--- START OF RECORD SET ---

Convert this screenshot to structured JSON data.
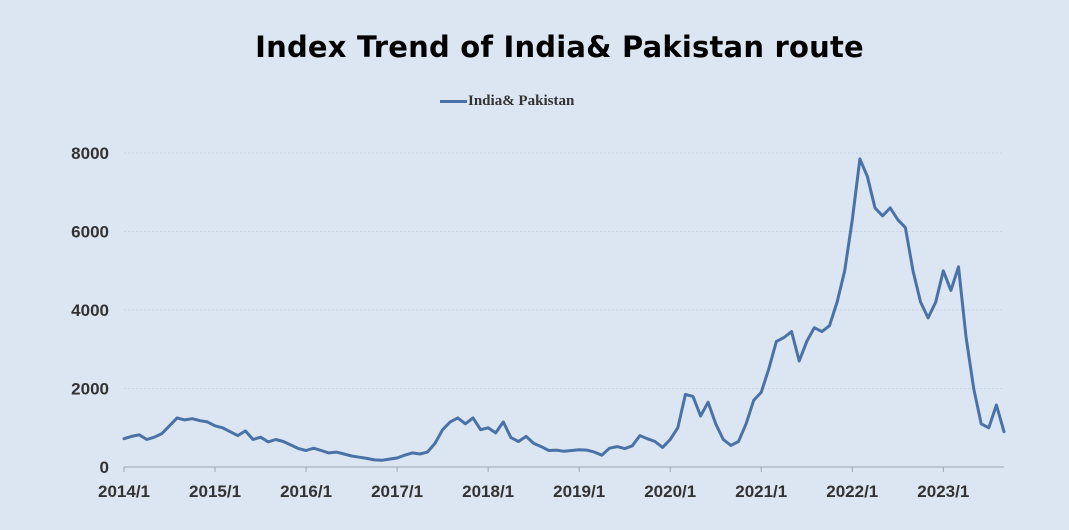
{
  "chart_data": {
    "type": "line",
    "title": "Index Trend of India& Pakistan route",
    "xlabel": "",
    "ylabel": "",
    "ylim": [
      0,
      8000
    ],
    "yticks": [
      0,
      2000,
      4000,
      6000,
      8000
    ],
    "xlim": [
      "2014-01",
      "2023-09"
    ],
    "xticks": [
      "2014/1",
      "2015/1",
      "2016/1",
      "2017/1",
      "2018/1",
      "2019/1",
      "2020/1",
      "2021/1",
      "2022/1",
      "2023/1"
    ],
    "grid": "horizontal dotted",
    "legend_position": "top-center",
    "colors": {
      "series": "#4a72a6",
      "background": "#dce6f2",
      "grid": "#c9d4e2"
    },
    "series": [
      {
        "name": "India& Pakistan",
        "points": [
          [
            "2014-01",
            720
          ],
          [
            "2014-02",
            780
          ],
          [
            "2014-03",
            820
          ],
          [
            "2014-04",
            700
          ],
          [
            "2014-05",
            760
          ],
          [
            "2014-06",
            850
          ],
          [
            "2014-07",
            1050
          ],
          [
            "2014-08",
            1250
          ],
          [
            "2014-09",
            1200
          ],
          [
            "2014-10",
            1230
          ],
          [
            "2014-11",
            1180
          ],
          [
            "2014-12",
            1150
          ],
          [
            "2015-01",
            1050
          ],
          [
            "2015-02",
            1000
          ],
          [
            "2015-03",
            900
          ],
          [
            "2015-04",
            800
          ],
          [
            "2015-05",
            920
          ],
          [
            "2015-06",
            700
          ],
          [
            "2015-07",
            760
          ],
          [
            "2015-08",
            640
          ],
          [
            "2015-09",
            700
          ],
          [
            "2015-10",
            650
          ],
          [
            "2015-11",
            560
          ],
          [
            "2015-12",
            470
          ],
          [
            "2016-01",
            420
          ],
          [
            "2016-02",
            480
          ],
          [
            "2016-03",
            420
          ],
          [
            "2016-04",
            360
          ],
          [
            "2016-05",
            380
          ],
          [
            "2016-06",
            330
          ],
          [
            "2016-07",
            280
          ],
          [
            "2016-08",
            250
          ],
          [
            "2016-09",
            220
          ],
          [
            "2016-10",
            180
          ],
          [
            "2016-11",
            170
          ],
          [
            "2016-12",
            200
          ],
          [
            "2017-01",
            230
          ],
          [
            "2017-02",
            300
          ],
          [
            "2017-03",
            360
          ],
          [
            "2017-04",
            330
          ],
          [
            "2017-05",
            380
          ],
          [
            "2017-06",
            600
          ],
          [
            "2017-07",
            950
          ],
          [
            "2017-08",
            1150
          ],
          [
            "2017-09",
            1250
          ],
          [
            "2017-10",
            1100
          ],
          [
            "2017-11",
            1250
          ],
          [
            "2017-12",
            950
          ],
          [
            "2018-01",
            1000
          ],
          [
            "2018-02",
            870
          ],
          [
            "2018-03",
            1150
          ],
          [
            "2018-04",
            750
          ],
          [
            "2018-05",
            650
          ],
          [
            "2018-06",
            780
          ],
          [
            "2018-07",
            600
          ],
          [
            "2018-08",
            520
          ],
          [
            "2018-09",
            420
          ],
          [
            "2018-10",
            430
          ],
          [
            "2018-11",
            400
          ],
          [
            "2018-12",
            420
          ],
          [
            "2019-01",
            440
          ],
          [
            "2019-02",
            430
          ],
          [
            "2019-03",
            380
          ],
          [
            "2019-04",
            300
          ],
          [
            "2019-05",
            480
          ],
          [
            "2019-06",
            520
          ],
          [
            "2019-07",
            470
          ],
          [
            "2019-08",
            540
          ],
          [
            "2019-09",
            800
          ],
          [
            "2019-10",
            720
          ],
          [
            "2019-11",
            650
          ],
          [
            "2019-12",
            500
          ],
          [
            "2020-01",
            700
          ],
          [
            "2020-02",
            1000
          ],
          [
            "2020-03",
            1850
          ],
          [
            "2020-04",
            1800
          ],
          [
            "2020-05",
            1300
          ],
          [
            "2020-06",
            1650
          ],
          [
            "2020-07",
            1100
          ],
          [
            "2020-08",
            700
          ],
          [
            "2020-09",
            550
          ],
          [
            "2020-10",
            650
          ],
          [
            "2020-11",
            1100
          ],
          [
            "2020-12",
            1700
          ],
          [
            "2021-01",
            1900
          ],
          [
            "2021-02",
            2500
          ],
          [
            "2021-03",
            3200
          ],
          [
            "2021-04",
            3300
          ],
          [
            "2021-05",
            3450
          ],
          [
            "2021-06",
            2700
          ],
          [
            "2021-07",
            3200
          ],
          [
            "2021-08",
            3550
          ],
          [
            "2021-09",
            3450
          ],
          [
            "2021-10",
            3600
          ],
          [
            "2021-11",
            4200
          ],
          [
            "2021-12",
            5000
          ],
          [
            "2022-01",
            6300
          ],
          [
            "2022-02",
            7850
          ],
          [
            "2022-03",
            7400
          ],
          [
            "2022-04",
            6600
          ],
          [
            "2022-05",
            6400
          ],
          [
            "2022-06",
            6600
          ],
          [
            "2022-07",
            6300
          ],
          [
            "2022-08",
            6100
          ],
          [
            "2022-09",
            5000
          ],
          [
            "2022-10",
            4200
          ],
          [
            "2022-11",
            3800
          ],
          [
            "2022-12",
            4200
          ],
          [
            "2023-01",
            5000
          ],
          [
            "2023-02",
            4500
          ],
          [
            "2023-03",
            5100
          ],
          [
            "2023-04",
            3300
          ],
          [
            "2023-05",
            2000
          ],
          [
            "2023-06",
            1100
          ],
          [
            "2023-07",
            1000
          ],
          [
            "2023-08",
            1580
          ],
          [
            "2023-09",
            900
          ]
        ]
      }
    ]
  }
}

--- END OF RECORD SET ---

=== THE REQUEST ===
Reproduce the records above exactly, leaving out every picture they contain.

=== RESULT OF THE EXERCISE ===
Convert this screenshot to structured JSON data.
{
  "chart_data": {
    "type": "line",
    "title": "Index Trend of India& Pakistan route",
    "xlabel": "",
    "ylabel": "",
    "ylim": [
      0,
      8000
    ],
    "yticks": [
      0,
      2000,
      4000,
      6000,
      8000
    ],
    "xlim": [
      "2014-01",
      "2023-09"
    ],
    "xticks": [
      "2014/1",
      "2015/1",
      "2016/1",
      "2017/1",
      "2018/1",
      "2019/1",
      "2020/1",
      "2021/1",
      "2022/1",
      "2023/1"
    ],
    "grid": "horizontal dotted",
    "legend_position": "top-center",
    "colors": {
      "series": "#4a72a6",
      "background": "#dce6f2",
      "grid": "#c9d4e2"
    },
    "series": [
      {
        "name": "India& Pakistan",
        "points": [
          [
            "2014-01",
            720
          ],
          [
            "2014-02",
            780
          ],
          [
            "2014-03",
            820
          ],
          [
            "2014-04",
            700
          ],
          [
            "2014-05",
            760
          ],
          [
            "2014-06",
            850
          ],
          [
            "2014-07",
            1050
          ],
          [
            "2014-08",
            1250
          ],
          [
            "2014-09",
            1200
          ],
          [
            "2014-10",
            1230
          ],
          [
            "2014-11",
            1180
          ],
          [
            "2014-12",
            1150
          ],
          [
            "2015-01",
            1050
          ],
          [
            "2015-02",
            1000
          ],
          [
            "2015-03",
            900
          ],
          [
            "2015-04",
            800
          ],
          [
            "2015-05",
            920
          ],
          [
            "2015-06",
            700
          ],
          [
            "2015-07",
            760
          ],
          [
            "2015-08",
            640
          ],
          [
            "2015-09",
            700
          ],
          [
            "2015-10",
            650
          ],
          [
            "2015-11",
            560
          ],
          [
            "2015-12",
            470
          ],
          [
            "2016-01",
            420
          ],
          [
            "2016-02",
            480
          ],
          [
            "2016-03",
            420
          ],
          [
            "2016-04",
            360
          ],
          [
            "2016-05",
            380
          ],
          [
            "2016-06",
            330
          ],
          [
            "2016-07",
            280
          ],
          [
            "2016-08",
            250
          ],
          [
            "2016-09",
            220
          ],
          [
            "2016-10",
            180
          ],
          [
            "2016-11",
            170
          ],
          [
            "2016-12",
            200
          ],
          [
            "2017-01",
            230
          ],
          [
            "2017-02",
            300
          ],
          [
            "2017-03",
            360
          ],
          [
            "2017-04",
            330
          ],
          [
            "2017-05",
            380
          ],
          [
            "2017-06",
            600
          ],
          [
            "2017-07",
            950
          ],
          [
            "2017-08",
            1150
          ],
          [
            "2017-09",
            1250
          ],
          [
            "2017-10",
            1100
          ],
          [
            "2017-11",
            1250
          ],
          [
            "2017-12",
            950
          ],
          [
            "2018-01",
            1000
          ],
          [
            "2018-02",
            870
          ],
          [
            "2018-03",
            1150
          ],
          [
            "2018-04",
            750
          ],
          [
            "2018-05",
            650
          ],
          [
            "2018-06",
            780
          ],
          [
            "2018-07",
            600
          ],
          [
            "2018-08",
            520
          ],
          [
            "2018-09",
            420
          ],
          [
            "2018-10",
            430
          ],
          [
            "2018-11",
            400
          ],
          [
            "2018-12",
            420
          ],
          [
            "2019-01",
            440
          ],
          [
            "2019-02",
            430
          ],
          [
            "2019-03",
            380
          ],
          [
            "2019-04",
            300
          ],
          [
            "2019-05",
            480
          ],
          [
            "2019-06",
            520
          ],
          [
            "2019-07",
            470
          ],
          [
            "2019-08",
            540
          ],
          [
            "2019-09",
            800
          ],
          [
            "2019-10",
            720
          ],
          [
            "2019-11",
            650
          ],
          [
            "2019-12",
            500
          ],
          [
            "2020-01",
            700
          ],
          [
            "2020-02",
            1000
          ],
          [
            "2020-03",
            1850
          ],
          [
            "2020-04",
            1800
          ],
          [
            "2020-05",
            1300
          ],
          [
            "2020-06",
            1650
          ],
          [
            "2020-07",
            1100
          ],
          [
            "2020-08",
            700
          ],
          [
            "2020-09",
            550
          ],
          [
            "2020-10",
            650
          ],
          [
            "2020-11",
            1100
          ],
          [
            "2020-12",
            1700
          ],
          [
            "2021-01",
            1900
          ],
          [
            "2021-02",
            2500
          ],
          [
            "2021-03",
            3200
          ],
          [
            "2021-04",
            3300
          ],
          [
            "2021-05",
            3450
          ],
          [
            "2021-06",
            2700
          ],
          [
            "2021-07",
            3200
          ],
          [
            "2021-08",
            3550
          ],
          [
            "2021-09",
            3450
          ],
          [
            "2021-10",
            3600
          ],
          [
            "2021-11",
            4200
          ],
          [
            "2021-12",
            5000
          ],
          [
            "2022-01",
            6300
          ],
          [
            "2022-02",
            7850
          ],
          [
            "2022-03",
            7400
          ],
          [
            "2022-04",
            6600
          ],
          [
            "2022-05",
            6400
          ],
          [
            "2022-06",
            6600
          ],
          [
            "2022-07",
            6300
          ],
          [
            "2022-08",
            6100
          ],
          [
            "2022-09",
            5000
          ],
          [
            "2022-10",
            4200
          ],
          [
            "2022-11",
            3800
          ],
          [
            "2022-12",
            4200
          ],
          [
            "2023-01",
            5000
          ],
          [
            "2023-02",
            4500
          ],
          [
            "2023-03",
            5100
          ],
          [
            "2023-04",
            3300
          ],
          [
            "2023-05",
            2000
          ],
          [
            "2023-06",
            1100
          ],
          [
            "2023-07",
            1000
          ],
          [
            "2023-08",
            1580
          ],
          [
            "2023-09",
            900
          ]
        ]
      }
    ]
  }
}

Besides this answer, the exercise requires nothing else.